Input rows:
++++++++++++++++++++
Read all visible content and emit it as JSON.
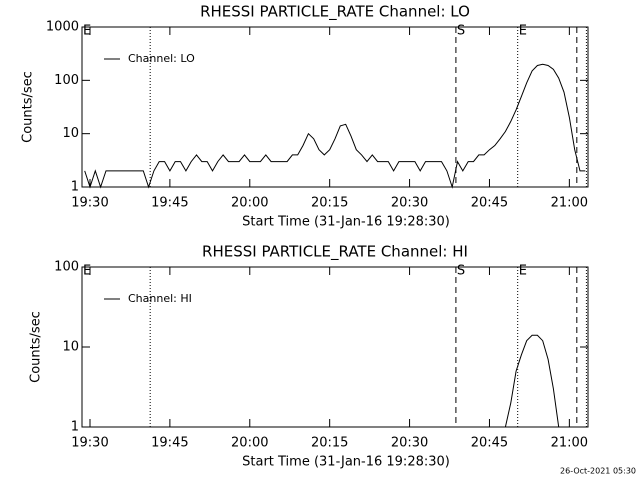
{
  "chart_data": [
    {
      "type": "line",
      "title": "RHESSI PARTICLE_RATE Channel: LO",
      "xlabel": "Start Time (31-Jan-16 19:28:30)",
      "ylabel": "Counts/sec",
      "x": [
        1169,
        1170,
        1171,
        1172,
        1173,
        1174,
        1175,
        1176,
        1177,
        1178,
        1179,
        1180,
        1181,
        1182,
        1183,
        1184,
        1185,
        1186,
        1187,
        1188,
        1189,
        1190,
        1191,
        1192,
        1193,
        1194,
        1195,
        1196,
        1197,
        1198,
        1199,
        1200,
        1201,
        1202,
        1203,
        1204,
        1205,
        1206,
        1207,
        1208,
        1209,
        1210,
        1211,
        1212,
        1213,
        1214,
        1215,
        1216,
        1217,
        1218,
        1219,
        1220,
        1221,
        1222,
        1223,
        1224,
        1225,
        1226,
        1227,
        1228,
        1229,
        1230,
        1231,
        1232,
        1233,
        1234,
        1235,
        1236,
        1237,
        1238,
        1239,
        1240,
        1241,
        1242,
        1243,
        1244,
        1245,
        1246,
        1247,
        1248,
        1249,
        1250,
        1251,
        1252,
        1253,
        1254,
        1255,
        1256,
        1257,
        1258,
        1259,
        1260,
        1261,
        1262,
        1263
      ],
      "series": [
        {
          "name": "Channel: LO",
          "color": "#000000",
          "values": [
            2,
            1,
            2,
            1,
            2,
            2,
            2,
            2,
            2,
            2,
            2,
            2,
            1,
            2,
            3,
            3,
            2,
            3,
            3,
            2,
            3,
            4,
            3,
            3,
            2,
            3,
            4,
            3,
            3,
            3,
            4,
            3,
            3,
            3,
            4,
            3,
            3,
            3,
            3,
            4,
            4,
            6,
            10,
            8,
            5,
            4,
            5,
            8,
            14,
            15,
            9,
            5,
            4,
            3,
            4,
            3,
            3,
            3,
            2,
            3,
            3,
            3,
            3,
            2,
            3,
            3,
            3,
            3,
            2,
            1,
            3,
            2,
            3,
            3,
            4,
            4,
            5,
            6,
            8,
            11,
            17,
            28,
            50,
            90,
            150,
            190,
            200,
            190,
            160,
            110,
            60,
            20,
            5,
            2,
            2
          ]
        }
      ],
      "xlim": [
        1168.5,
        1263.5
      ],
      "xticks": [
        {
          "value": 1170,
          "label": "19:30"
        },
        {
          "value": 1185,
          "label": "19:45"
        },
        {
          "value": 1200,
          "label": "20:00"
        },
        {
          "value": 1215,
          "label": "20:15"
        },
        {
          "value": 1230,
          "label": "20:30"
        },
        {
          "value": 1245,
          "label": "20:45"
        },
        {
          "value": 1260,
          "label": "21:00"
        }
      ],
      "ylim": [
        1,
        1000
      ],
      "yticks": [
        1,
        10,
        100,
        1000
      ],
      "log_y": true,
      "legend": "upper left",
      "markers": [
        {
          "x": 1168.5,
          "label": "E"
        },
        {
          "x": 1181.3,
          "style": "dotted"
        },
        {
          "x": 1238.7,
          "style": "dashed",
          "label": "S"
        },
        {
          "x": 1250.3,
          "style": "dotted",
          "label": "E"
        },
        {
          "x": 1261.4,
          "style": "dashed"
        },
        {
          "x": 1263.2,
          "style": "dotted"
        }
      ]
    },
    {
      "type": "line",
      "title": "RHESSI PARTICLE_RATE Channel: HI",
      "xlabel": "Start Time (31-Jan-16 19:28:30)",
      "ylabel": "Counts/sec",
      "x": [
        1248,
        1249,
        1250,
        1251,
        1252,
        1253,
        1254,
        1255,
        1256,
        1257,
        1258
      ],
      "series": [
        {
          "name": "Channel: HI",
          "color": "#000000",
          "values": [
            1,
            2,
            5,
            8,
            12,
            14,
            14,
            12,
            7,
            3,
            1
          ]
        }
      ],
      "xlim": [
        1168.5,
        1263.5
      ],
      "xticks": [
        {
          "value": 1170,
          "label": "19:30"
        },
        {
          "value": 1185,
          "label": "19:45"
        },
        {
          "value": 1200,
          "label": "20:00"
        },
        {
          "value": 1215,
          "label": "20:15"
        },
        {
          "value": 1230,
          "label": "20:30"
        },
        {
          "value": 1245,
          "label": "20:45"
        },
        {
          "value": 1260,
          "label": "21:00"
        }
      ],
      "ylim": [
        1,
        100
      ],
      "yticks": [
        1,
        10,
        100
      ],
      "log_y": true,
      "legend": "upper left",
      "markers": [
        {
          "x": 1168.5,
          "label": "E"
        },
        {
          "x": 1181.3,
          "style": "dotted"
        },
        {
          "x": 1238.7,
          "style": "dashed",
          "label": "S"
        },
        {
          "x": 1250.3,
          "style": "dotted",
          "label": "E"
        },
        {
          "x": 1261.4,
          "style": "dashed"
        },
        {
          "x": 1263.2,
          "style": "dotted"
        }
      ]
    }
  ],
  "footer": "26-Oct-2021 05:30"
}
++++++++++++++++++++
Reproduce all of the data exactly, omitting each picture it holds.

Solution:
Read all visible content and emit it as JSON.
{
  "chart_data": [
    {
      "type": "line",
      "title": "RHESSI PARTICLE_RATE Channel: LO",
      "xlabel": "Start Time (31-Jan-16 19:28:30)",
      "ylabel": "Counts/sec",
      "x": [
        1169,
        1170,
        1171,
        1172,
        1173,
        1174,
        1175,
        1176,
        1177,
        1178,
        1179,
        1180,
        1181,
        1182,
        1183,
        1184,
        1185,
        1186,
        1187,
        1188,
        1189,
        1190,
        1191,
        1192,
        1193,
        1194,
        1195,
        1196,
        1197,
        1198,
        1199,
        1200,
        1201,
        1202,
        1203,
        1204,
        1205,
        1206,
        1207,
        1208,
        1209,
        1210,
        1211,
        1212,
        1213,
        1214,
        1215,
        1216,
        1217,
        1218,
        1219,
        1220,
        1221,
        1222,
        1223,
        1224,
        1225,
        1226,
        1227,
        1228,
        1229,
        1230,
        1231,
        1232,
        1233,
        1234,
        1235,
        1236,
        1237,
        1238,
        1239,
        1240,
        1241,
        1242,
        1243,
        1244,
        1245,
        1246,
        1247,
        1248,
        1249,
        1250,
        1251,
        1252,
        1253,
        1254,
        1255,
        1256,
        1257,
        1258,
        1259,
        1260,
        1261,
        1262,
        1263
      ],
      "series": [
        {
          "name": "Channel: LO",
          "color": "#000000",
          "values": [
            2,
            1,
            2,
            1,
            2,
            2,
            2,
            2,
            2,
            2,
            2,
            2,
            1,
            2,
            3,
            3,
            2,
            3,
            3,
            2,
            3,
            4,
            3,
            3,
            2,
            3,
            4,
            3,
            3,
            3,
            4,
            3,
            3,
            3,
            4,
            3,
            3,
            3,
            3,
            4,
            4,
            6,
            10,
            8,
            5,
            4,
            5,
            8,
            14,
            15,
            9,
            5,
            4,
            3,
            4,
            3,
            3,
            3,
            2,
            3,
            3,
            3,
            3,
            2,
            3,
            3,
            3,
            3,
            2,
            1,
            3,
            2,
            3,
            3,
            4,
            4,
            5,
            6,
            8,
            11,
            17,
            28,
            50,
            90,
            150,
            190,
            200,
            190,
            160,
            110,
            60,
            20,
            5,
            2,
            2
          ]
        }
      ],
      "xlim": [
        1168.5,
        1263.5
      ],
      "xticks": [
        {
          "value": 1170,
          "label": "19:30"
        },
        {
          "value": 1185,
          "label": "19:45"
        },
        {
          "value": 1200,
          "label": "20:00"
        },
        {
          "value": 1215,
          "label": "20:15"
        },
        {
          "value": 1230,
          "label": "20:30"
        },
        {
          "value": 1245,
          "label": "20:45"
        },
        {
          "value": 1260,
          "label": "21:00"
        }
      ],
      "ylim": [
        1,
        1000
      ],
      "yticks": [
        1,
        10,
        100,
        1000
      ],
      "log_y": true,
      "legend": "upper left",
      "markers": [
        {
          "x": 1168.5,
          "label": "E"
        },
        {
          "x": 1181.3,
          "style": "dotted"
        },
        {
          "x": 1238.7,
          "style": "dashed",
          "label": "S"
        },
        {
          "x": 1250.3,
          "style": "dotted",
          "label": "E"
        },
        {
          "x": 1261.4,
          "style": "dashed"
        },
        {
          "x": 1263.2,
          "style": "dotted"
        }
      ]
    },
    {
      "type": "line",
      "title": "RHESSI PARTICLE_RATE Channel: HI",
      "xlabel": "Start Time (31-Jan-16 19:28:30)",
      "ylabel": "Counts/sec",
      "x": [
        1248,
        1249,
        1250,
        1251,
        1252,
        1253,
        1254,
        1255,
        1256,
        1257,
        1258
      ],
      "series": [
        {
          "name": "Channel: HI",
          "color": "#000000",
          "values": [
            1,
            2,
            5,
            8,
            12,
            14,
            14,
            12,
            7,
            3,
            1
          ]
        }
      ],
      "xlim": [
        1168.5,
        1263.5
      ],
      "xticks": [
        {
          "value": 1170,
          "label": "19:30"
        },
        {
          "value": 1185,
          "label": "19:45"
        },
        {
          "value": 1200,
          "label": "20:00"
        },
        {
          "value": 1215,
          "label": "20:15"
        },
        {
          "value": 1230,
          "label": "20:30"
        },
        {
          "value": 1245,
          "label": "20:45"
        },
        {
          "value": 1260,
          "label": "21:00"
        }
      ],
      "ylim": [
        1,
        100
      ],
      "yticks": [
        1,
        10,
        100
      ],
      "log_y": true,
      "legend": "upper left",
      "markers": [
        {
          "x": 1168.5,
          "label": "E"
        },
        {
          "x": 1181.3,
          "style": "dotted"
        },
        {
          "x": 1238.7,
          "style": "dashed",
          "label": "S"
        },
        {
          "x": 1250.3,
          "style": "dotted",
          "label": "E"
        },
        {
          "x": 1261.4,
          "style": "dashed"
        },
        {
          "x": 1263.2,
          "style": "dotted"
        }
      ]
    }
  ],
  "footer": "26-Oct-2021 05:30"
}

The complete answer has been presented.